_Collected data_
◇ ◇ ◇ ◇ ◇ ◇ ◇

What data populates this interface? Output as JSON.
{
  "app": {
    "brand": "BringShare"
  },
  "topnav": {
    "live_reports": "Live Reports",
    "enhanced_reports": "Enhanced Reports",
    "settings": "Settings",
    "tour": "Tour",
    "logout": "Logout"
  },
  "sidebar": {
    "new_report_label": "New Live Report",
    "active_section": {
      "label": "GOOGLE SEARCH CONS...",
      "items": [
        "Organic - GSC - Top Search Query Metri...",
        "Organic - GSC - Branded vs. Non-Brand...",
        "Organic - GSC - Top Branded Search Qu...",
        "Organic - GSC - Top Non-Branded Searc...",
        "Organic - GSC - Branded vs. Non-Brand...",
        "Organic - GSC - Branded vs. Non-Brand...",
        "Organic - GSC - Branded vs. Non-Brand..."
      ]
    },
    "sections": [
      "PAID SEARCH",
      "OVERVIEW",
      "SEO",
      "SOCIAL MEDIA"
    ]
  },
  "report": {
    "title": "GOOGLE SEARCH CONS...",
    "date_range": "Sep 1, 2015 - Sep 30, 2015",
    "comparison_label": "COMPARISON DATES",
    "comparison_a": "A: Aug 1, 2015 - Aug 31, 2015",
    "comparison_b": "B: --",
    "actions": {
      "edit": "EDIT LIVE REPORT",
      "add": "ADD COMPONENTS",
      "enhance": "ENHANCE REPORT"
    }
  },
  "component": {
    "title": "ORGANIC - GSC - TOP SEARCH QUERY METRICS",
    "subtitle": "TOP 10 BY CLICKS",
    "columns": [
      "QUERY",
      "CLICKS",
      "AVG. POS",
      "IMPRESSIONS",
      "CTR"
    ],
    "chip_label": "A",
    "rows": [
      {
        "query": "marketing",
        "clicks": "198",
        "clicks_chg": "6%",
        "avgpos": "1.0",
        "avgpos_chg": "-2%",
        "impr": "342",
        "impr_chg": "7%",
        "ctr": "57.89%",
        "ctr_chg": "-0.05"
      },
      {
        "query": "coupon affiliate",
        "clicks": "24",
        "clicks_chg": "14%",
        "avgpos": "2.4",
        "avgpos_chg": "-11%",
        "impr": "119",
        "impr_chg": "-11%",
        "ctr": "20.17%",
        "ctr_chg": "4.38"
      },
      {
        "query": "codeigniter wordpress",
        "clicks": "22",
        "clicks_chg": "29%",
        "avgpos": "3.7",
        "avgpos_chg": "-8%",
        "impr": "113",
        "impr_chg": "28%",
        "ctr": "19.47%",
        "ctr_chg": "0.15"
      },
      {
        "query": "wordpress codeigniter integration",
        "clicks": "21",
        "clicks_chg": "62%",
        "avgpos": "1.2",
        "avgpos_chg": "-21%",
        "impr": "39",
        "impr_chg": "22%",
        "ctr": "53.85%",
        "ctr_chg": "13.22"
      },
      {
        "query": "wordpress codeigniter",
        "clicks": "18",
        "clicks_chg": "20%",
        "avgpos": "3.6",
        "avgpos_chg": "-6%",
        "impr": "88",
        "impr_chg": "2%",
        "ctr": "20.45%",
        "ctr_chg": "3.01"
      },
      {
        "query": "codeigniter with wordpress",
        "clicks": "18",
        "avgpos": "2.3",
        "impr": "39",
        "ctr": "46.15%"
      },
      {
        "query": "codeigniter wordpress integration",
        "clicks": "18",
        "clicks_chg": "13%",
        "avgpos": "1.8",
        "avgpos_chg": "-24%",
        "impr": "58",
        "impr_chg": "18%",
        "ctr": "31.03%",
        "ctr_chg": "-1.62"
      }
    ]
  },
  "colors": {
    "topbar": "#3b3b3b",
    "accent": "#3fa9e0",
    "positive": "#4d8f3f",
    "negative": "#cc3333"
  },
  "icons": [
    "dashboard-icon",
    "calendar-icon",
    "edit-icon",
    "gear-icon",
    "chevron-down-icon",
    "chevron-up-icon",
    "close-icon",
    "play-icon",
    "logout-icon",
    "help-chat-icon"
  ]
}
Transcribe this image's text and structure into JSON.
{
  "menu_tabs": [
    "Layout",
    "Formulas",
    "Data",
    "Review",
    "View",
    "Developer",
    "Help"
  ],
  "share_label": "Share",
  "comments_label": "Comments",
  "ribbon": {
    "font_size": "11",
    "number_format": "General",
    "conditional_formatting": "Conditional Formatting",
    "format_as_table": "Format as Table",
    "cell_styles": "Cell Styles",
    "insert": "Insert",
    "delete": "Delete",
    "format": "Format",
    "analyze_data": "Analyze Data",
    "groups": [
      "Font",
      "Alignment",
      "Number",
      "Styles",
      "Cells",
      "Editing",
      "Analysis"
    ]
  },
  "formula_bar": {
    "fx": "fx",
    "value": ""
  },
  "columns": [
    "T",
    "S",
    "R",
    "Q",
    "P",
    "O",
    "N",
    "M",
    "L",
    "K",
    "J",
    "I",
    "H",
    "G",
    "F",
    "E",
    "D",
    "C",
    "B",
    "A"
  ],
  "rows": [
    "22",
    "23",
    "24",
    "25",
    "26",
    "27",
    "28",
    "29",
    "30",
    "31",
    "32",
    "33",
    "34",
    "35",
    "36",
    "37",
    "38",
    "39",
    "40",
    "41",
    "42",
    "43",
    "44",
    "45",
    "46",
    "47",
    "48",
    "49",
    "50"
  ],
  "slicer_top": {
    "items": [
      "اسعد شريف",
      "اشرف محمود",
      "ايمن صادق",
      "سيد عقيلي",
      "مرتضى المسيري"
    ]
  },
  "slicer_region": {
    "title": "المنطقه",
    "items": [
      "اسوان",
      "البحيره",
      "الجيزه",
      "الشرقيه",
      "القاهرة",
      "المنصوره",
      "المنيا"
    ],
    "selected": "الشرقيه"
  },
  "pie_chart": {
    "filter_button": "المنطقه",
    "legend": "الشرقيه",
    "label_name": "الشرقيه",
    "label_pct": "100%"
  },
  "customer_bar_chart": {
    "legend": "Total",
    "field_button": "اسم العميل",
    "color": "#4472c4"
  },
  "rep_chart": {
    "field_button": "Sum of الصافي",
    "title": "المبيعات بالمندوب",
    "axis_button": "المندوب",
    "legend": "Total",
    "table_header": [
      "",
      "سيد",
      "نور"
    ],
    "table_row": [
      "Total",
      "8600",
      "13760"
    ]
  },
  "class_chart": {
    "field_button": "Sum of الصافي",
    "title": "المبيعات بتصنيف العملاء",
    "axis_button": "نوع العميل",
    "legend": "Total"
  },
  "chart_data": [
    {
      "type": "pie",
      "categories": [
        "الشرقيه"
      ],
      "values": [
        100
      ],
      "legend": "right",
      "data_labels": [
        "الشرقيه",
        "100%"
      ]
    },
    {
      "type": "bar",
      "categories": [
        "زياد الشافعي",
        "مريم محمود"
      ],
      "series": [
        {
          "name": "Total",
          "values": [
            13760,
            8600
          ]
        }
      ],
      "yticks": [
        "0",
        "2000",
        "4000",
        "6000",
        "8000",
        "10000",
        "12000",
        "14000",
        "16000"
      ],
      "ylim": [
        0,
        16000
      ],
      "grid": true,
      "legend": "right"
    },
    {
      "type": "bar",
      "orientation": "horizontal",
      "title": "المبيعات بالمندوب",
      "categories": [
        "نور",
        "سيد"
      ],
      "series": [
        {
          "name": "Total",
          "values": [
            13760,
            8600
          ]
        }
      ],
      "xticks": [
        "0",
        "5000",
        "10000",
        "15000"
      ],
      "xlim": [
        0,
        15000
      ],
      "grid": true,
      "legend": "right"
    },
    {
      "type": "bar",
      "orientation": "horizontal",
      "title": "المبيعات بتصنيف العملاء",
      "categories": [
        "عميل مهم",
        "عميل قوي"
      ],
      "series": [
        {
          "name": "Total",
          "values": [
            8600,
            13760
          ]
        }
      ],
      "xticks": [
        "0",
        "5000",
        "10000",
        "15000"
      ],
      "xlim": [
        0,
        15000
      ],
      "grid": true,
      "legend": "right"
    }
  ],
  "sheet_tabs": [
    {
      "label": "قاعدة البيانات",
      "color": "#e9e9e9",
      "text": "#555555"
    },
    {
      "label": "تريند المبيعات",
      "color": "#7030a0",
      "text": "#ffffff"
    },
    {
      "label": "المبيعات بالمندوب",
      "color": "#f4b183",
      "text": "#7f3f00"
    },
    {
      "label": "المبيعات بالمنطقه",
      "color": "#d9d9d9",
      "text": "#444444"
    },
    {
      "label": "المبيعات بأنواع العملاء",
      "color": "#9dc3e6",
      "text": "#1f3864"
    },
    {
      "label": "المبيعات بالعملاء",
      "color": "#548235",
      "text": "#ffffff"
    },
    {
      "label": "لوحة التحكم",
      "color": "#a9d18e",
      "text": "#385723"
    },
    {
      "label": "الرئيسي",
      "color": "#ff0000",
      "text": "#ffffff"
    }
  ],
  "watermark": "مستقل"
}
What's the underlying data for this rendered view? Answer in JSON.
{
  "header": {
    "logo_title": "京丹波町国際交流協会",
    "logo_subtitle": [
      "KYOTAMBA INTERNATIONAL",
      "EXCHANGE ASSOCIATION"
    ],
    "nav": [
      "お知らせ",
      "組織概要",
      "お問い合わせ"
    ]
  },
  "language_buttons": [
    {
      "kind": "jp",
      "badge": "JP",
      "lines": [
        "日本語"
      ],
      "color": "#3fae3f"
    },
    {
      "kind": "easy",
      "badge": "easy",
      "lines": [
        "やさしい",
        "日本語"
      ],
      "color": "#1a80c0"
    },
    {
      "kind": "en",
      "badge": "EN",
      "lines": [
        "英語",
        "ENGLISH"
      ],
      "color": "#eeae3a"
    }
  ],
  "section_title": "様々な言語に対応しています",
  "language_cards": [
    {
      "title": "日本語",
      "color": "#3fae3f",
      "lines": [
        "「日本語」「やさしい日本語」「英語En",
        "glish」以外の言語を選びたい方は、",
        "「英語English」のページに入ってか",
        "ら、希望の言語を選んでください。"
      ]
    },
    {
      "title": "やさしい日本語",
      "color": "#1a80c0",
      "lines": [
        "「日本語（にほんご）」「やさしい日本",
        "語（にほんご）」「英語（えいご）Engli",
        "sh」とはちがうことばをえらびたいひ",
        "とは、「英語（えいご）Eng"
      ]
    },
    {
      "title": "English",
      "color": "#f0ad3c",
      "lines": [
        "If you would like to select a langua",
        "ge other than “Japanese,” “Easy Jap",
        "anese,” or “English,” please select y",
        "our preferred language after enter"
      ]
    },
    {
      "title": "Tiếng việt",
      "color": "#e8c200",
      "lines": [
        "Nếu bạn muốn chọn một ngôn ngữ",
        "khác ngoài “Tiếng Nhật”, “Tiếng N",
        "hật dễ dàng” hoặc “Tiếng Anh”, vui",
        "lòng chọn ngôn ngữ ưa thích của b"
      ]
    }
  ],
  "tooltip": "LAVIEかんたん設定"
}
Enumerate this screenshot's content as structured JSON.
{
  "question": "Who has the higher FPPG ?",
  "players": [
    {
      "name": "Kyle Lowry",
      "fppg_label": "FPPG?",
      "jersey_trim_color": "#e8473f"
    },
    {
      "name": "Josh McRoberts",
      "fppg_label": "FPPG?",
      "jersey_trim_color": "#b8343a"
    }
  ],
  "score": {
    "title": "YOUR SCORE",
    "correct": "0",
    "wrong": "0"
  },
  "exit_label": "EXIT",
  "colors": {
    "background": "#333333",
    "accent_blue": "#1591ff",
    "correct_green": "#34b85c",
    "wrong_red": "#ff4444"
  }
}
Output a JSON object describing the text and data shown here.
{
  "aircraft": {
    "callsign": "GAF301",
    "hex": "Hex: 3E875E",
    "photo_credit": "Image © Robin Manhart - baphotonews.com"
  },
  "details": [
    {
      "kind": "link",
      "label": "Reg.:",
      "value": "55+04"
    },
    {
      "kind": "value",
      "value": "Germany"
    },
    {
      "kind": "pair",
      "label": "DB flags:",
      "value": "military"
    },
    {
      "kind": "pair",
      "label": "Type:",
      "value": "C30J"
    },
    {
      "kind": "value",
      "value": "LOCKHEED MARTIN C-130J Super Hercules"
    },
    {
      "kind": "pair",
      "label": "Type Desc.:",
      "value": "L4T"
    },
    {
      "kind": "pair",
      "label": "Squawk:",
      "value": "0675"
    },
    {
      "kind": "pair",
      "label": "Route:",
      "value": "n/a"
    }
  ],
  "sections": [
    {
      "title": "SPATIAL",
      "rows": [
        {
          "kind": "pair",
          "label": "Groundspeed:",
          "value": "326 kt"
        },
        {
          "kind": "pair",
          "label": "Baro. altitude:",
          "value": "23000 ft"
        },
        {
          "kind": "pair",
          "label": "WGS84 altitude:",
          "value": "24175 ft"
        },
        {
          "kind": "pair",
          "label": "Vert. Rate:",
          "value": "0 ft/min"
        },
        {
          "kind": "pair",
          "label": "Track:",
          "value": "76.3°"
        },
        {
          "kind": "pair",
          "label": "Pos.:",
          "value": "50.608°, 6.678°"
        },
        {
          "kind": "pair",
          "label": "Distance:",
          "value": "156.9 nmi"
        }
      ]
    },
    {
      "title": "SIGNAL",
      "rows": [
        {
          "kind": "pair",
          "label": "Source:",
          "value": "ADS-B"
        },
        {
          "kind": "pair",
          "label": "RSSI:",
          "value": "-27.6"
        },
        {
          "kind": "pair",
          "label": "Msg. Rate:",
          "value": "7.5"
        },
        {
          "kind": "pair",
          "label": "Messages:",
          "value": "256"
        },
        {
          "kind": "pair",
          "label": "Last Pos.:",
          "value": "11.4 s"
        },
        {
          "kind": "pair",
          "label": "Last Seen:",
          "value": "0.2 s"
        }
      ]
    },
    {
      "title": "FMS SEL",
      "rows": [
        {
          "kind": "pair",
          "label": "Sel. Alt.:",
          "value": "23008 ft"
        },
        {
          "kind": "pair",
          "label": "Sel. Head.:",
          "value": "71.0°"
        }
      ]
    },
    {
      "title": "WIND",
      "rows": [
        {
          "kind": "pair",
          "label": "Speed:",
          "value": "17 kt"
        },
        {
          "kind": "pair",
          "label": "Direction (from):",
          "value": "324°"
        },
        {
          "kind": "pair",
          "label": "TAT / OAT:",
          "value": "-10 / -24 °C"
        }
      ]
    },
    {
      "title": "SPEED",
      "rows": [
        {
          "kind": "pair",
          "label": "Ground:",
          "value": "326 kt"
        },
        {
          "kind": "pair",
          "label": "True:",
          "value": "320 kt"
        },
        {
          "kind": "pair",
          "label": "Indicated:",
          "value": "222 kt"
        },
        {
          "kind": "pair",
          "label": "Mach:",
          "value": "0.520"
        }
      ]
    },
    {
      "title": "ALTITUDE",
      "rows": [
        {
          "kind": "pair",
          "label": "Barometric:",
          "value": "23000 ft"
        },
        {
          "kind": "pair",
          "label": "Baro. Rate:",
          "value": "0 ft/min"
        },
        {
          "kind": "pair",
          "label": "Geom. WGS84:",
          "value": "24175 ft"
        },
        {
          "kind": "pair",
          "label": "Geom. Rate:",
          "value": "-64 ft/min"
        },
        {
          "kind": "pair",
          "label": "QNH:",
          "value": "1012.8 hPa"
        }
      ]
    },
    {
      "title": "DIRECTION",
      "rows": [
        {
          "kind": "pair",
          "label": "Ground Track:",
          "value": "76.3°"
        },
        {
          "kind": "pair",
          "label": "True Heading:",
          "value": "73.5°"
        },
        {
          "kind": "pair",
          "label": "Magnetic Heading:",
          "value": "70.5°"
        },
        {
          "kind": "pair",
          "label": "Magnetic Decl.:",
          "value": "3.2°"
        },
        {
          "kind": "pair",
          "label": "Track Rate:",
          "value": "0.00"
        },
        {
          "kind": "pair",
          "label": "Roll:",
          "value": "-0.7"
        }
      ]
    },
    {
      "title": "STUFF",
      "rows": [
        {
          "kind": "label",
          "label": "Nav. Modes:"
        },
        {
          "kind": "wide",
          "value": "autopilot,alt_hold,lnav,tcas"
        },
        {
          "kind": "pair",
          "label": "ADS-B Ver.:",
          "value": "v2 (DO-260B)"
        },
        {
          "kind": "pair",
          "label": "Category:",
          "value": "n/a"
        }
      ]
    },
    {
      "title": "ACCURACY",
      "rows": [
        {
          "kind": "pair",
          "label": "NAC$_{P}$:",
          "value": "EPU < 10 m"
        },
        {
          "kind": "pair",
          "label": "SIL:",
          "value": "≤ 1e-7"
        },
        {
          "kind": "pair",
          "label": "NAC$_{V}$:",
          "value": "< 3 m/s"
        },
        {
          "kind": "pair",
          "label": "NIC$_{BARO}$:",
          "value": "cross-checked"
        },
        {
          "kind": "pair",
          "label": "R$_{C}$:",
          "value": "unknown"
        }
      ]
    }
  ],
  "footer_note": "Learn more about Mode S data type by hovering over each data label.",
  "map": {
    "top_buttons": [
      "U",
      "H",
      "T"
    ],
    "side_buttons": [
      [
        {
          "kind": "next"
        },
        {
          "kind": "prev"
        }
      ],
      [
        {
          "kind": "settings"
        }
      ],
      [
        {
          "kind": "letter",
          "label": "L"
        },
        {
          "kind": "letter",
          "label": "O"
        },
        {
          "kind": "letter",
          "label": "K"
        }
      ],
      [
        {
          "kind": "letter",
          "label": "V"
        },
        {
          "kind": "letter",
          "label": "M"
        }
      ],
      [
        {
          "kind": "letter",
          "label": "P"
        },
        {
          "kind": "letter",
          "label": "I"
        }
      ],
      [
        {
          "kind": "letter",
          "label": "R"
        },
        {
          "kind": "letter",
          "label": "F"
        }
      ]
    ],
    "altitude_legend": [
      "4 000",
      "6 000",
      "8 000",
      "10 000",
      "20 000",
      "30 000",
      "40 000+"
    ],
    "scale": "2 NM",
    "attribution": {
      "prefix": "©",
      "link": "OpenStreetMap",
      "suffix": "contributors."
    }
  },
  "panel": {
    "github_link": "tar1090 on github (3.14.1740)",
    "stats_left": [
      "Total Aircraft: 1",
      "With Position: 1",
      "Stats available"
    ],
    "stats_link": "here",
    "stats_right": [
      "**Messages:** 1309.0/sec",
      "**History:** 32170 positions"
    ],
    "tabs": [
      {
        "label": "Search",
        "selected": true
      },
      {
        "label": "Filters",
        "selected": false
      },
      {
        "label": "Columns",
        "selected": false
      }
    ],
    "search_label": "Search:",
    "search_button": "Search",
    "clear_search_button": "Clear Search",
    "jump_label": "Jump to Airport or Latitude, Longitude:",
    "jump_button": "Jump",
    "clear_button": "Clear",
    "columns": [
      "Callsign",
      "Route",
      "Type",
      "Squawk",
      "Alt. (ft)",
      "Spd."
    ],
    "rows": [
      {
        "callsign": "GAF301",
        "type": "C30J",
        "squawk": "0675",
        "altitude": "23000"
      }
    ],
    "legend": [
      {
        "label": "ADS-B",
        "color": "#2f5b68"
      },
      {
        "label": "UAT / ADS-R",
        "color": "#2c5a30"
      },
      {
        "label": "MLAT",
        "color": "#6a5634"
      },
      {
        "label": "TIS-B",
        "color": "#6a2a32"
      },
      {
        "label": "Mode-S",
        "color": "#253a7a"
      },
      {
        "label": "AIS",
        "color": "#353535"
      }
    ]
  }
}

◇ ◇ ◇ ◇ ◇ ◇ ◇

_Task instructions_
Among the entries above, identify all lines with "Clear" and copy them.

_Written response_
    "clear_search_button": "Clear Search",
    "clear_button": "Clear",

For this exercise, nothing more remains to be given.